(Stored records)

--

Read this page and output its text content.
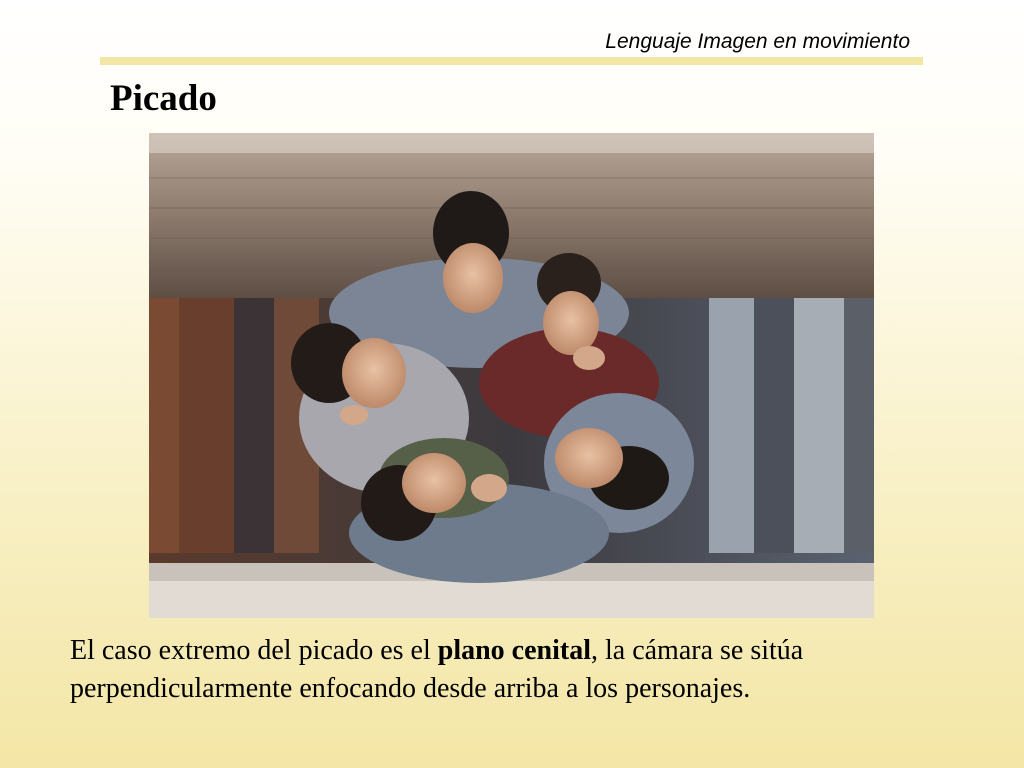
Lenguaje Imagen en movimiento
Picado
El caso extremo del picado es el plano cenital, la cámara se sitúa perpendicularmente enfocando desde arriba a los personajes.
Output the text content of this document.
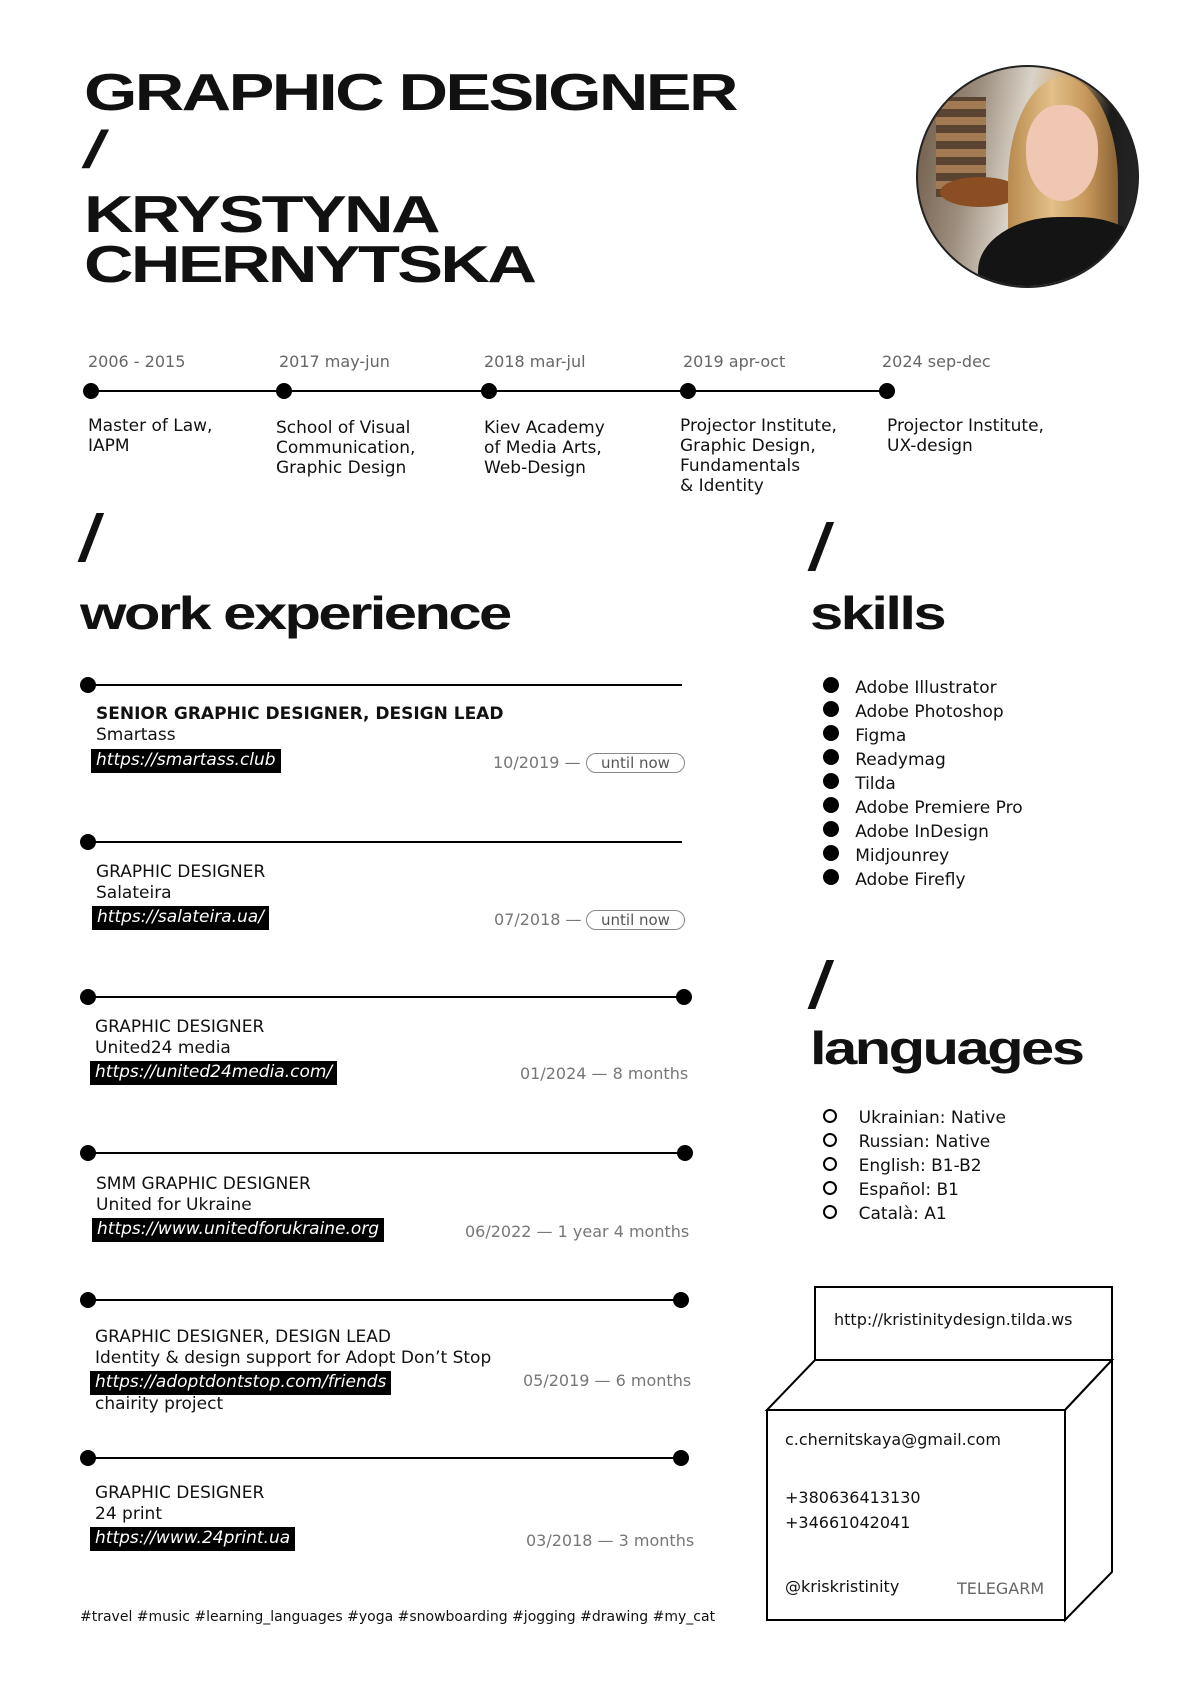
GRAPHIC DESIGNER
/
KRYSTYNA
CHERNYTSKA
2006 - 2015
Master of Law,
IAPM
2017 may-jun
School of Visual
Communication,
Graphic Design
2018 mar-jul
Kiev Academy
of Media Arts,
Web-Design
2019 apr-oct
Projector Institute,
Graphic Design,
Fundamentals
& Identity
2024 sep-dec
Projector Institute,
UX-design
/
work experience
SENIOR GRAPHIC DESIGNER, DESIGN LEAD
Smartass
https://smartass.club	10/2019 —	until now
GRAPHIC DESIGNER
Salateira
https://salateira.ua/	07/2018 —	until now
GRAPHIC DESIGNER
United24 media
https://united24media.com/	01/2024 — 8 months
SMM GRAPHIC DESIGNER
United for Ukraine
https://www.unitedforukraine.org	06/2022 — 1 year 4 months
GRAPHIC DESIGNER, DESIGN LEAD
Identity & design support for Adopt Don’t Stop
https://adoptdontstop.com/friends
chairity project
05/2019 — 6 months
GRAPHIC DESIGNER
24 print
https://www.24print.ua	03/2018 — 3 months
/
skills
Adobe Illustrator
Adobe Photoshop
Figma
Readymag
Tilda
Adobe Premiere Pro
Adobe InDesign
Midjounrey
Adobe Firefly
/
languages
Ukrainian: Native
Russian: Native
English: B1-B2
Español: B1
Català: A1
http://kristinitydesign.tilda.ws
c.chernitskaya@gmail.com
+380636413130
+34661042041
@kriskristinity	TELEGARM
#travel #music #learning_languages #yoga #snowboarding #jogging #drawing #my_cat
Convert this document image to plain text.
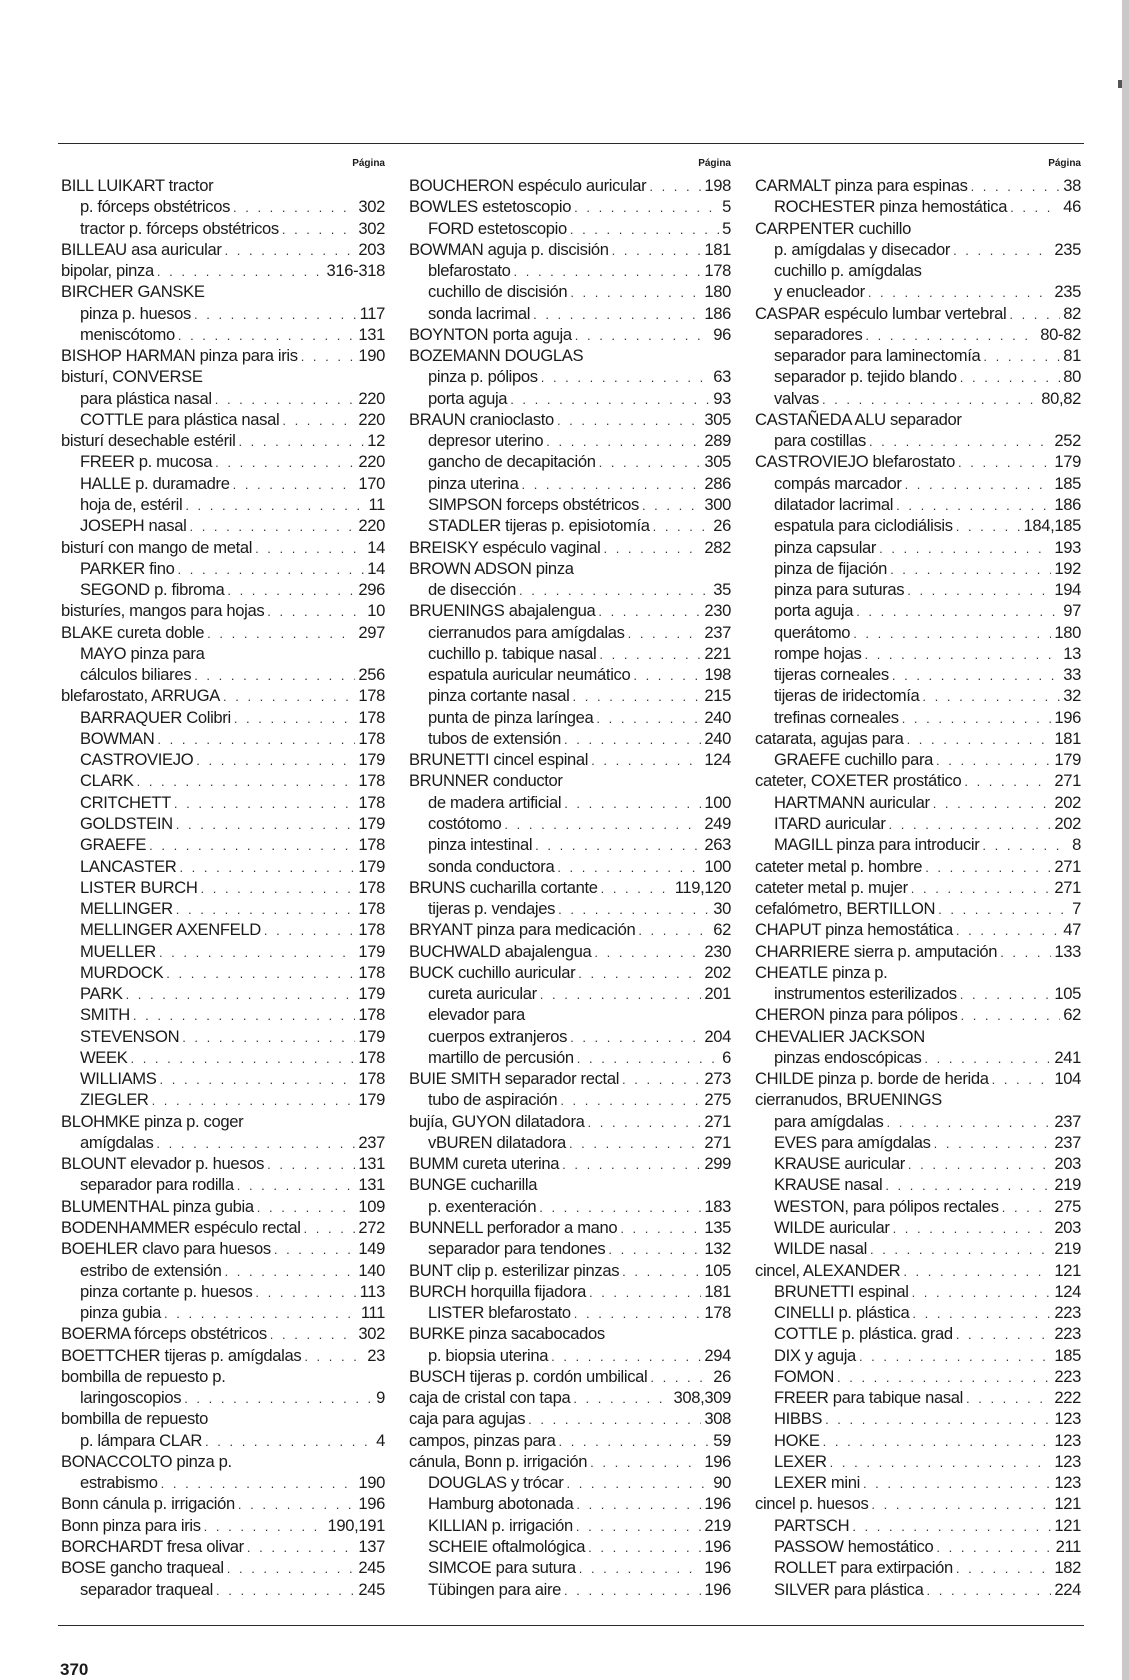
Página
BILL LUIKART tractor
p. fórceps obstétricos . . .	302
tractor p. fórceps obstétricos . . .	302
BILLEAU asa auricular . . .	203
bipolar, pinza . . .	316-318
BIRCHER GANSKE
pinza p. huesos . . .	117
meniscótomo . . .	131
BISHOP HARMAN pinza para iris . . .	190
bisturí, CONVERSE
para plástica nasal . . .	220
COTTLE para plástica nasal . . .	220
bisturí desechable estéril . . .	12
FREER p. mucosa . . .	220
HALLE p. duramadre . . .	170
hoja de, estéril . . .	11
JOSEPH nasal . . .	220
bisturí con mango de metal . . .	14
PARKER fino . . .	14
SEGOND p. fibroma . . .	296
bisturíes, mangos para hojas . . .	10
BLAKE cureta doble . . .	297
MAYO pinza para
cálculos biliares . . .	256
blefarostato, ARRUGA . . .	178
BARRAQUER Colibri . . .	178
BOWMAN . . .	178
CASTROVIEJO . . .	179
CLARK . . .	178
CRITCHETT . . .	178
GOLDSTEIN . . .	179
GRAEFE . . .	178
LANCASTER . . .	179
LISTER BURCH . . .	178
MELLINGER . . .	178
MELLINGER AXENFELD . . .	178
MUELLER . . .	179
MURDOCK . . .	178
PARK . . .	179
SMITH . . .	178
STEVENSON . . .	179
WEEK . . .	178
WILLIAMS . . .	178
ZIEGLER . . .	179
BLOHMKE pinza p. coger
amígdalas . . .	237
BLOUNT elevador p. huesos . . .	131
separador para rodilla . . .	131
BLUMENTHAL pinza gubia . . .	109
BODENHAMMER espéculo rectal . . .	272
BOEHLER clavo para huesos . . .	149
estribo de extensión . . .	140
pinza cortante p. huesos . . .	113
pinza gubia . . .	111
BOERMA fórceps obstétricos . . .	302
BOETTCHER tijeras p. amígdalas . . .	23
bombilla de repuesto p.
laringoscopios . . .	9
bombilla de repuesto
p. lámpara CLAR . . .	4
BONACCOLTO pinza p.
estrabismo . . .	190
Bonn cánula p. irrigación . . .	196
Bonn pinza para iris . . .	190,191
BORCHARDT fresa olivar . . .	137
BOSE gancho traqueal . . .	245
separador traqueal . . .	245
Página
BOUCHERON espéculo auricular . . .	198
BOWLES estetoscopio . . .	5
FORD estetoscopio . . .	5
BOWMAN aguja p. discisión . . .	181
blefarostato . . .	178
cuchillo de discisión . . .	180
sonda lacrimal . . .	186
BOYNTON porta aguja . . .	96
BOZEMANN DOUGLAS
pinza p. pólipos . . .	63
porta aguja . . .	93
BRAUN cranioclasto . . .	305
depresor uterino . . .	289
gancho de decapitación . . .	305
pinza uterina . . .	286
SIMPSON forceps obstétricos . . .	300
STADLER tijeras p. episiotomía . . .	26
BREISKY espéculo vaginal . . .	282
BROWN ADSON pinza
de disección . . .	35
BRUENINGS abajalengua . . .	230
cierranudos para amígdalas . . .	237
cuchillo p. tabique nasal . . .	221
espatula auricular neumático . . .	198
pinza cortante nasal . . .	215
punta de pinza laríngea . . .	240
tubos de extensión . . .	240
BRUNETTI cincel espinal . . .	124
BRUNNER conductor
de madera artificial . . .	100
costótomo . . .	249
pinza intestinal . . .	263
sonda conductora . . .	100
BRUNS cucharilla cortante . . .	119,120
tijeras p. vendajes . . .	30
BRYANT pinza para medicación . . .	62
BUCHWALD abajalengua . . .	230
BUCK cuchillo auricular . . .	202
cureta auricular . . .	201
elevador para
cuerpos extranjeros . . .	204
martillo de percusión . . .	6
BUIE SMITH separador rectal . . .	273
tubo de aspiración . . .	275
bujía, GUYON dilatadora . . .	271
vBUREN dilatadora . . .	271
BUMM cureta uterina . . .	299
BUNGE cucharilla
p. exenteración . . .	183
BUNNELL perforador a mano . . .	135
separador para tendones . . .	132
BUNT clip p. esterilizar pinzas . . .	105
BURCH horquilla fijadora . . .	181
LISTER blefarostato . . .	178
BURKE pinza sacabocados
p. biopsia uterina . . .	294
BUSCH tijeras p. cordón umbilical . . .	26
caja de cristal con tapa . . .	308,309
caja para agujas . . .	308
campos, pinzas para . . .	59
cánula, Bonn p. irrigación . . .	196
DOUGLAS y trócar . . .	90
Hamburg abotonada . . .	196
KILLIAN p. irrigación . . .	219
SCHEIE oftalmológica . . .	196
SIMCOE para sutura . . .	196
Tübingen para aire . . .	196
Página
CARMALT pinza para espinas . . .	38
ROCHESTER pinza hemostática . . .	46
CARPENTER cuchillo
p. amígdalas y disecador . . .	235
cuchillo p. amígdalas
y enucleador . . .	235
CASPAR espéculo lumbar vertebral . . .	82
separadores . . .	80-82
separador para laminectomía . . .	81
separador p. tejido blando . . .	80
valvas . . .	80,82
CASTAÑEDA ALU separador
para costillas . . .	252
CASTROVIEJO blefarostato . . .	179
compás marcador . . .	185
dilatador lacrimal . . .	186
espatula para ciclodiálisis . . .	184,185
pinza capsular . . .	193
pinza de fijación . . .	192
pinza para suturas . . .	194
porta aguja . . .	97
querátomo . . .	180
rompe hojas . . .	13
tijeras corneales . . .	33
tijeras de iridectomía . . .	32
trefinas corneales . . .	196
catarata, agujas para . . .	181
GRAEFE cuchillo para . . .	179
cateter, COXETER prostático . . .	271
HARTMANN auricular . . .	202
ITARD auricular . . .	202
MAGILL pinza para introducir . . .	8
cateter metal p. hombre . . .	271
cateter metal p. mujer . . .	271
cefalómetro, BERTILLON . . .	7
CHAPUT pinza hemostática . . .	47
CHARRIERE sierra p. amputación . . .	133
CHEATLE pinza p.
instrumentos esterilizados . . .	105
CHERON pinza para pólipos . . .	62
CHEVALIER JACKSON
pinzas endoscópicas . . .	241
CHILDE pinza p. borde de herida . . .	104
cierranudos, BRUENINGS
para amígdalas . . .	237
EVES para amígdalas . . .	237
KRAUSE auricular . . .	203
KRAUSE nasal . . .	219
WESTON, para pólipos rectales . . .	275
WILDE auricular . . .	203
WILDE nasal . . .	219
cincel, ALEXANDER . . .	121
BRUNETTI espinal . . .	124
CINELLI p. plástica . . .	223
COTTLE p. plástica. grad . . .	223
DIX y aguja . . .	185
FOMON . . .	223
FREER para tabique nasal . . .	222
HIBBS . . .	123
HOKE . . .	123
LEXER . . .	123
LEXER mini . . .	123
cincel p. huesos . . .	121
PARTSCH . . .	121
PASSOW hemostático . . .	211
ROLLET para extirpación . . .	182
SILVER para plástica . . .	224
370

--

▶ [EXERCISE TASK]: Of the lines in the material, how many hold the word "gancho"? Reply with the number only.

▶ [ANSWER FOR THIS EXERCISE]: 2